#### Records to use
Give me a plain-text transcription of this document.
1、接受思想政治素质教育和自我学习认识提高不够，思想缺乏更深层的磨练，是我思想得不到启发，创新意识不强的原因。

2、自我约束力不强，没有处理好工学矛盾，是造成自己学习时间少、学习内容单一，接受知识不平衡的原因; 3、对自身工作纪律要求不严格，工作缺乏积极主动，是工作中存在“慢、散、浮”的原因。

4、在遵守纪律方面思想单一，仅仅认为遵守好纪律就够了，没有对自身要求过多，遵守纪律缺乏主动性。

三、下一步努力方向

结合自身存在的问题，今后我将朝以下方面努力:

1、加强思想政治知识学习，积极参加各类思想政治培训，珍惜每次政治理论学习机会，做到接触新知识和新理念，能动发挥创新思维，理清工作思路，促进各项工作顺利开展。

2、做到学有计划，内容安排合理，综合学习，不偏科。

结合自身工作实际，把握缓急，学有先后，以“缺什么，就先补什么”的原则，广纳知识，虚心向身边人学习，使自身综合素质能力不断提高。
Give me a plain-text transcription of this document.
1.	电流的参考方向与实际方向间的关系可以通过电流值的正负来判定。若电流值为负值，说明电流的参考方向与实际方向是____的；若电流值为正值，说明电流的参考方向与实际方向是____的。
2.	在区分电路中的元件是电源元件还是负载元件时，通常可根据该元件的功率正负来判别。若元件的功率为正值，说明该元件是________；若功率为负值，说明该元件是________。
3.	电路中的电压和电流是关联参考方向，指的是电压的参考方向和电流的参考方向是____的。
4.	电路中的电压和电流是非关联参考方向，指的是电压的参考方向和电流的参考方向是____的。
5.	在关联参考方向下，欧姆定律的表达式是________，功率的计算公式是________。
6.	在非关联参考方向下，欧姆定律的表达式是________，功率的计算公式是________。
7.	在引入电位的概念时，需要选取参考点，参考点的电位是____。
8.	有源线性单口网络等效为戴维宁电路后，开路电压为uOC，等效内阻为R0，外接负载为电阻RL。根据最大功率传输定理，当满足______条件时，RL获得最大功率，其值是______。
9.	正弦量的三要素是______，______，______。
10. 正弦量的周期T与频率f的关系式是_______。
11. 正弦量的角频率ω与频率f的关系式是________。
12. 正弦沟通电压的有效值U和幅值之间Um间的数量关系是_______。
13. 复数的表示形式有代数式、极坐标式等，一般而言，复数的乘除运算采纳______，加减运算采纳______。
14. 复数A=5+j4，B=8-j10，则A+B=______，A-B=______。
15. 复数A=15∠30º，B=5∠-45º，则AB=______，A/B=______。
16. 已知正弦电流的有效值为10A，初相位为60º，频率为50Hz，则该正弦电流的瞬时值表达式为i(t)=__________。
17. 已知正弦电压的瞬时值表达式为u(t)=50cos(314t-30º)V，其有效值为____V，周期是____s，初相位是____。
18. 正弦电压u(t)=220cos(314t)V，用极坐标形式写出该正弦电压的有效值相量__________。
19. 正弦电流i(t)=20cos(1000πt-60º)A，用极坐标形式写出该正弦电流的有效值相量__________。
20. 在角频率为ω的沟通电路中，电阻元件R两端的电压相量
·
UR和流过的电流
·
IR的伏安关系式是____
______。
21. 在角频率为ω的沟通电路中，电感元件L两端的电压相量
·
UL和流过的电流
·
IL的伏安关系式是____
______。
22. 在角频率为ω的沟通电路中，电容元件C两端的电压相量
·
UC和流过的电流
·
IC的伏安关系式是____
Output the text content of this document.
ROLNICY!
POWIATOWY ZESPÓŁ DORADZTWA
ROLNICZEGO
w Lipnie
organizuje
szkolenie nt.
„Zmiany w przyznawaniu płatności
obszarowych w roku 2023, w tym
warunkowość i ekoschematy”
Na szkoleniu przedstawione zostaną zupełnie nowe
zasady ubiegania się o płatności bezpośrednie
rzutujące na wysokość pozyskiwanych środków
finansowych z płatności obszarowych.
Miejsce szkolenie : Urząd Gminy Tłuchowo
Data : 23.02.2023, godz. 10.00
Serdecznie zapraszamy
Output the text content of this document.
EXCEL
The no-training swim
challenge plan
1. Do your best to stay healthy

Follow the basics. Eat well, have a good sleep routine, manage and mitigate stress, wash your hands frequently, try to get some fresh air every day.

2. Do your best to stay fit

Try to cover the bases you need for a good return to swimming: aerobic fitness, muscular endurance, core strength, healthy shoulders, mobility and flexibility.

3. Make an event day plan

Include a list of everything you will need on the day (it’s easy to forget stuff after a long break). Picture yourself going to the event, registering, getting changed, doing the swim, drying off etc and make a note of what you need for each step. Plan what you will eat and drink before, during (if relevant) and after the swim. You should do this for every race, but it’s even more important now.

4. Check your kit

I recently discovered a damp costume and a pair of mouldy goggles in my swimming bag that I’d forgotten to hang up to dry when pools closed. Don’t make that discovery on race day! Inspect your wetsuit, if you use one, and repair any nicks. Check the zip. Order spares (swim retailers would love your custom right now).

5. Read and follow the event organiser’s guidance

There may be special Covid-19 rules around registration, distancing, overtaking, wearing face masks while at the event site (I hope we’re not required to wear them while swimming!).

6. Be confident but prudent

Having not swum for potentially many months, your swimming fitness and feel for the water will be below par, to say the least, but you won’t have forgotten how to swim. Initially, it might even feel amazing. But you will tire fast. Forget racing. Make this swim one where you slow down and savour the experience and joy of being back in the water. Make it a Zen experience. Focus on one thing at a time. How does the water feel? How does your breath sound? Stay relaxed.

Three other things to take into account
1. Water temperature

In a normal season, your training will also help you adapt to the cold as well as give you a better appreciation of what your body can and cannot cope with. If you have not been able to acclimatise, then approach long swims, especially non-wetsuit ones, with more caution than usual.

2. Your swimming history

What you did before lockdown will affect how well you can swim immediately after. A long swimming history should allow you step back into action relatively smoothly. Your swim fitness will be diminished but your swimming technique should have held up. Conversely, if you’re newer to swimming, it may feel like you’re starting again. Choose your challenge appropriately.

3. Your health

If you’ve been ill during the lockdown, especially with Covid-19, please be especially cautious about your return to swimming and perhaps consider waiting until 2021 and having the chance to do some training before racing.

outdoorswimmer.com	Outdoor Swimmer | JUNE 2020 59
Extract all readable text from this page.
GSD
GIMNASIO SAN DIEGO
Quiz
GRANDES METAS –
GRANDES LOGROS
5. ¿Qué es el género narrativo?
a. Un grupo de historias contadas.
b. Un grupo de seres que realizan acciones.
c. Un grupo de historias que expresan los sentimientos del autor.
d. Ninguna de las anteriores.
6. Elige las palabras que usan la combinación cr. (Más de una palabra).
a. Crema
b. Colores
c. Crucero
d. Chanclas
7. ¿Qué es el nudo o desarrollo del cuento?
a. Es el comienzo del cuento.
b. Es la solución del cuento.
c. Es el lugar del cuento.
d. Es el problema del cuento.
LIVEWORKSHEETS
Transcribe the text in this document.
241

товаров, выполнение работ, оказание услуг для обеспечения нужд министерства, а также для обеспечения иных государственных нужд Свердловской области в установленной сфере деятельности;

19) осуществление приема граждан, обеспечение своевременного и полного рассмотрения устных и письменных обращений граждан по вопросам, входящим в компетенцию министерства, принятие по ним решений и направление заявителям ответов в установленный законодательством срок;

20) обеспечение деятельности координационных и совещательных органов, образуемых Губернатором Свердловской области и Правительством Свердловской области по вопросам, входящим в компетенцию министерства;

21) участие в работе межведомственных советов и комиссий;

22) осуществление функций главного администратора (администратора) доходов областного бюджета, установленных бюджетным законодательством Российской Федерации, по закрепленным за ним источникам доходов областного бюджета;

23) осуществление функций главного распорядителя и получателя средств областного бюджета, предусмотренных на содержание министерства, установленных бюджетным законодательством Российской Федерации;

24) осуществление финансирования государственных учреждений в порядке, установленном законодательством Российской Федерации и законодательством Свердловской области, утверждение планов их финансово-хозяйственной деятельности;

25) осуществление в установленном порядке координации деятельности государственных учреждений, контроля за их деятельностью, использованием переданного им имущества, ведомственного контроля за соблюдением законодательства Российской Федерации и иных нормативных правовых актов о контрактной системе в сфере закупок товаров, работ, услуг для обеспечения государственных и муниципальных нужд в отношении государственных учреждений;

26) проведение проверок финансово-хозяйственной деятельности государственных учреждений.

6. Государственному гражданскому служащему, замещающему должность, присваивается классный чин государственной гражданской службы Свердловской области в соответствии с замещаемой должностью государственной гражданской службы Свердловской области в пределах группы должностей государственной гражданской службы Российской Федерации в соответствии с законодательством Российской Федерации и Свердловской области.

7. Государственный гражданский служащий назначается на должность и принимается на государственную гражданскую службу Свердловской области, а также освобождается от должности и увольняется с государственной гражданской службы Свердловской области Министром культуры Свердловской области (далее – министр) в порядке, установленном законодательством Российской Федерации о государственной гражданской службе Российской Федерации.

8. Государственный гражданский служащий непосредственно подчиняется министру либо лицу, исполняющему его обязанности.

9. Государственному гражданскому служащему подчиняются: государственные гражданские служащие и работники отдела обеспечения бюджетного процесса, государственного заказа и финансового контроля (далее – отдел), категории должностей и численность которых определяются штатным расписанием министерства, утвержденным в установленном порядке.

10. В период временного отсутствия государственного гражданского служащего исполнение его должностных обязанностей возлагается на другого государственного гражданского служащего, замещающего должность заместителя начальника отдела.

#### Work to be completed
Where a line of the material above holds the string "step", copy that line.

#### Answer to this task
Include a list of everything you will need on the day (it’s easy to forget stuff after a long break). Picture yourself going to the event, registering, getting changed, doing the swim, drying off etc and make a note of what you need for each step. Plan what you will eat and drink before, during (if relevant) and after the swim. You should do this for every race, but it’s even more important now.
What you did before lockdown will affect how well you can swim immediately after. A long swimming history should allow you step back into action relatively smoothly. Your swim fitness will be diminished but your swimming technique should have held up. Conversely, if you’re newer to swimming, it may feel like you’re starting again. Choose your challenge appropriately.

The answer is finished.